▶ [Rows]:
-------------------------

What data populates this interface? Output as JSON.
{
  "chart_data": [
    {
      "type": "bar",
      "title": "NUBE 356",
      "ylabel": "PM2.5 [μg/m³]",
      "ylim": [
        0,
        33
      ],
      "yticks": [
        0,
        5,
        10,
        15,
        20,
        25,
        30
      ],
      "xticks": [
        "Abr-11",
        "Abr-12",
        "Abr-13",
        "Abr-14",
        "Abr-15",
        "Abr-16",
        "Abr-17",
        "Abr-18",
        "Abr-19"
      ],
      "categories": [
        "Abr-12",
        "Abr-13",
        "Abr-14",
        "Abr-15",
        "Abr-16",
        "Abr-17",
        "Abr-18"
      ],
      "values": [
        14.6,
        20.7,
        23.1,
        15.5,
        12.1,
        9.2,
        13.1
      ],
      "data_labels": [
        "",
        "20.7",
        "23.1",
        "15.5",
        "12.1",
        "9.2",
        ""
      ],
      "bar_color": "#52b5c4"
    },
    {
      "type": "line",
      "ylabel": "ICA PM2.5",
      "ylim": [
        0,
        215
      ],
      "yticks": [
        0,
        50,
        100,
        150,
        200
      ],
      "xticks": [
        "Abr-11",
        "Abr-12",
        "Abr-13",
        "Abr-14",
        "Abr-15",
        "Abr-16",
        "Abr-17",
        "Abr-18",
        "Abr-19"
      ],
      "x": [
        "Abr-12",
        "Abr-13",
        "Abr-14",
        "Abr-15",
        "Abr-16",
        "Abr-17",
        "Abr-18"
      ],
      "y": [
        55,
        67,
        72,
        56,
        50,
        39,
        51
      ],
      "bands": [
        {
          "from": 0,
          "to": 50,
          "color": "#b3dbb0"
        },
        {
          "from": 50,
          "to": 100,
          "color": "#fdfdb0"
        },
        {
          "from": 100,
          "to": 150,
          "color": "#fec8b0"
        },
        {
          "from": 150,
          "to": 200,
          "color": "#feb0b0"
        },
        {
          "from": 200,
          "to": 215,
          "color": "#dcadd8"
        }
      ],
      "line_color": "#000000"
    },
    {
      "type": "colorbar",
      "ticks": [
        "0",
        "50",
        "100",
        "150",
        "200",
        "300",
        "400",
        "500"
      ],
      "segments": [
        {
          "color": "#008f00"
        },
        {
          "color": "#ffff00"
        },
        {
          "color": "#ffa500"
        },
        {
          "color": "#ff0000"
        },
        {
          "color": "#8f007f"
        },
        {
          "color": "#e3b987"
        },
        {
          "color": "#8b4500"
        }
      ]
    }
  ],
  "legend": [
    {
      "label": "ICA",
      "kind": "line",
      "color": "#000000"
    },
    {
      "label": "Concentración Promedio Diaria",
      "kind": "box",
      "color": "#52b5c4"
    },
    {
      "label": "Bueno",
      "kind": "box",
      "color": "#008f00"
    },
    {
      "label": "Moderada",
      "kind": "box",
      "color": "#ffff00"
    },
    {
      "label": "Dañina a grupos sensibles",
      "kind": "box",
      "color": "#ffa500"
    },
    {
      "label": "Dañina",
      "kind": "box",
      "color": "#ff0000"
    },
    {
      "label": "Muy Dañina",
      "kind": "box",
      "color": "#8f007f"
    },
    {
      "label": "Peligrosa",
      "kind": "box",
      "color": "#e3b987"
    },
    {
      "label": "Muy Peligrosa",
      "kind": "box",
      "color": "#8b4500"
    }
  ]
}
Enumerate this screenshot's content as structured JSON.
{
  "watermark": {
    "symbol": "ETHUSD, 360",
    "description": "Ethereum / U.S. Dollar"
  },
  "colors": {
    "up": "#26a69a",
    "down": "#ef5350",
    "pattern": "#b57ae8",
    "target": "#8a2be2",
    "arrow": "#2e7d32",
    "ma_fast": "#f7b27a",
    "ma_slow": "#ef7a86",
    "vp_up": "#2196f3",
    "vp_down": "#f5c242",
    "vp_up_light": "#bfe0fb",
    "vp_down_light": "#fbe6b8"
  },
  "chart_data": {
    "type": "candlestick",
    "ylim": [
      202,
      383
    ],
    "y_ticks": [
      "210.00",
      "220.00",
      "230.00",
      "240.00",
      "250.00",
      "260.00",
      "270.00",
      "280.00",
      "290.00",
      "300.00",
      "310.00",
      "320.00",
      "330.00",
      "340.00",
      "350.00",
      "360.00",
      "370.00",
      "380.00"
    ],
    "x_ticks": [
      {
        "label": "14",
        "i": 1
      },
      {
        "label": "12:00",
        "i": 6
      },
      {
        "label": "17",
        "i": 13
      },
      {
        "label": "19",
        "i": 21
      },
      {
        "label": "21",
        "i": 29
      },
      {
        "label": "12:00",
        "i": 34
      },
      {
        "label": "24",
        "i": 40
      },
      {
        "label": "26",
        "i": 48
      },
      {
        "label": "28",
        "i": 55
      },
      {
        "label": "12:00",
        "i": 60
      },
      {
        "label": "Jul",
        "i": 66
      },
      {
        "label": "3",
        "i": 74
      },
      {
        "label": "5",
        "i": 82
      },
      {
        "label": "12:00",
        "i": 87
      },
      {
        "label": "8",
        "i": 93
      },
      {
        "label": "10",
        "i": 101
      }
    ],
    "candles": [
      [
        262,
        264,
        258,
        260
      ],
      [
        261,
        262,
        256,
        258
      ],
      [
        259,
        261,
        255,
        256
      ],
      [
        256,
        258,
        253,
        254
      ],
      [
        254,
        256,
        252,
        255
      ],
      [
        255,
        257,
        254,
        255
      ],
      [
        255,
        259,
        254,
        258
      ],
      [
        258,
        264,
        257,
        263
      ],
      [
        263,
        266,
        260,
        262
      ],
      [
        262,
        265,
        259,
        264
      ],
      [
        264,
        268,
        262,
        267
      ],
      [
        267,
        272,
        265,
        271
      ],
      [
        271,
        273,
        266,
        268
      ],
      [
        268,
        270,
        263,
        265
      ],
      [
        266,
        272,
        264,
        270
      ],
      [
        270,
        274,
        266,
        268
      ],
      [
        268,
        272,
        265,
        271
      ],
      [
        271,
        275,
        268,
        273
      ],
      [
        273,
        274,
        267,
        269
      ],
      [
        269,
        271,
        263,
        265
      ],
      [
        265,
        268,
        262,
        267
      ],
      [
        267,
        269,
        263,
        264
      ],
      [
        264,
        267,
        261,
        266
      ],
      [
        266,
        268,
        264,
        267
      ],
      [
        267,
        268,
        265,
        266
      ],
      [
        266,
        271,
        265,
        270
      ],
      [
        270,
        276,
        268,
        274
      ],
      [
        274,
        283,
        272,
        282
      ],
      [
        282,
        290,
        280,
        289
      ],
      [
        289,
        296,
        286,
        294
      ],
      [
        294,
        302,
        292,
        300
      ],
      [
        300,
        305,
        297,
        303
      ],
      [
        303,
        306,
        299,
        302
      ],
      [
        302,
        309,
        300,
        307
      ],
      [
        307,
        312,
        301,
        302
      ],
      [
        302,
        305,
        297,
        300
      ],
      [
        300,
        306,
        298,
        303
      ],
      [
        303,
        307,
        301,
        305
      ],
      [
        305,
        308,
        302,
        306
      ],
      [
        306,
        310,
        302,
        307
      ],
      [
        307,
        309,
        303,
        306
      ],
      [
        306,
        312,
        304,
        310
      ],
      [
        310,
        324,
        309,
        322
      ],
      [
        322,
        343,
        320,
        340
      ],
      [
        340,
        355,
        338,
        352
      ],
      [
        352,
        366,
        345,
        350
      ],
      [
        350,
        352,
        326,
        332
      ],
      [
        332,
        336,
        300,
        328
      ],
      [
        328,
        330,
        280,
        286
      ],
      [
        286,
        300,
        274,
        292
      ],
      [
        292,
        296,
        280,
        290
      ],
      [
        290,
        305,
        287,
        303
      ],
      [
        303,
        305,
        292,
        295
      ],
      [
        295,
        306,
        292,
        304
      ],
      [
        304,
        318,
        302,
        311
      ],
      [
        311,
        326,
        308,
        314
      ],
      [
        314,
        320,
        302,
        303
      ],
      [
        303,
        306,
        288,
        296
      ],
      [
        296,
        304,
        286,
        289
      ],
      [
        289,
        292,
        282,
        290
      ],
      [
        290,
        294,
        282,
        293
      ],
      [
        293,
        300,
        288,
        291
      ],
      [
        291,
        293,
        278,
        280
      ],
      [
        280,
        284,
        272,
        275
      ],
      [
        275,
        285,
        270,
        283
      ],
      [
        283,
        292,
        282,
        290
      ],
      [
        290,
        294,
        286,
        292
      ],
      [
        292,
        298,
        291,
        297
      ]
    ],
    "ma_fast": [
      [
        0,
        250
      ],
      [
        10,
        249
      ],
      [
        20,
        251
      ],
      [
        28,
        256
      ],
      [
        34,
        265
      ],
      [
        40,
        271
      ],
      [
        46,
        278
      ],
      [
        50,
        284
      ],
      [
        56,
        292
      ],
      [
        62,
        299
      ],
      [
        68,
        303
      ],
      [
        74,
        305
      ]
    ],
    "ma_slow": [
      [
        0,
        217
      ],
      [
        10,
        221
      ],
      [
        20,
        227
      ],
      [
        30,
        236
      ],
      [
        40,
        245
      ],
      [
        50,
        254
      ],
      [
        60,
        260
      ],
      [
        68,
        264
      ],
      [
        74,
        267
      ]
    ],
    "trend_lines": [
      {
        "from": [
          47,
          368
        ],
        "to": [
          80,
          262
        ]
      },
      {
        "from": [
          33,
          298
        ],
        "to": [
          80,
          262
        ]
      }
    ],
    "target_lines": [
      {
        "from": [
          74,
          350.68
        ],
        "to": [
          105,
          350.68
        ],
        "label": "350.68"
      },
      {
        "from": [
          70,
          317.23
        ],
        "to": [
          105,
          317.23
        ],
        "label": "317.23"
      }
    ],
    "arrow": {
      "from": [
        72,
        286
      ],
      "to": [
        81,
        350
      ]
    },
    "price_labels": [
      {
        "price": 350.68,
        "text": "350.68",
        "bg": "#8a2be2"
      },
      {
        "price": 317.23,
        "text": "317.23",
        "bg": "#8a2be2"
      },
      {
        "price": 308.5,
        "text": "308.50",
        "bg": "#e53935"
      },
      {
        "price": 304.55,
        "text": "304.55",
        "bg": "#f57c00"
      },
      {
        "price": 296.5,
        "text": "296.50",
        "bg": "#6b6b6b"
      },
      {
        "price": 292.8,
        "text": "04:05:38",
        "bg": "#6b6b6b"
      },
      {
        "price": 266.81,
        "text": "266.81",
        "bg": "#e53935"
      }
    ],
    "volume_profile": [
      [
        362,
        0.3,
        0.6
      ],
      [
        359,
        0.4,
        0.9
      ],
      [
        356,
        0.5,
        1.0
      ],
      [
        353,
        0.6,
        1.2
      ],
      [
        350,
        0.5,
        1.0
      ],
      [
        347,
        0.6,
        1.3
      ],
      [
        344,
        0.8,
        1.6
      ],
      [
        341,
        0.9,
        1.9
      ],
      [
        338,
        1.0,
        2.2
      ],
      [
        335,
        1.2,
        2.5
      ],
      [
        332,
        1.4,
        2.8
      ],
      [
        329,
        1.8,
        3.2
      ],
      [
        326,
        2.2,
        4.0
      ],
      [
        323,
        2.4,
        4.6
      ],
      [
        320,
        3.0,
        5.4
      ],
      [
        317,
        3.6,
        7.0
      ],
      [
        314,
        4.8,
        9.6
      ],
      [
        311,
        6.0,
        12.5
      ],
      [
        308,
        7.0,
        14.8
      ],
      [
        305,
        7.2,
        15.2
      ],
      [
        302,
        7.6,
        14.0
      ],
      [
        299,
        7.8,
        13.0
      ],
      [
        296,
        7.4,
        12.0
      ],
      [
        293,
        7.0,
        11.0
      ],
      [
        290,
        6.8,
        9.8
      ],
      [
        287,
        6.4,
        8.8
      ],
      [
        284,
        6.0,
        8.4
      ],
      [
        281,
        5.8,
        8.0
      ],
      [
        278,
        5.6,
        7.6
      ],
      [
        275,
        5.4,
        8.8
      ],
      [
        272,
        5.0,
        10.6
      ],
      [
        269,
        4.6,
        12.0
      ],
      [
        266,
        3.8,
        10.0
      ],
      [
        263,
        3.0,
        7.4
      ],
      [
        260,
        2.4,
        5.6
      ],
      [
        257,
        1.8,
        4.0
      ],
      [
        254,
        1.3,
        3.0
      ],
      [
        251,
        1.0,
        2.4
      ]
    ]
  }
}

-------------------------

▶ [Required task]:
Give only the number of lines in the material above that include the word "Peligrosa".

▶ [Result of the exercise]:
2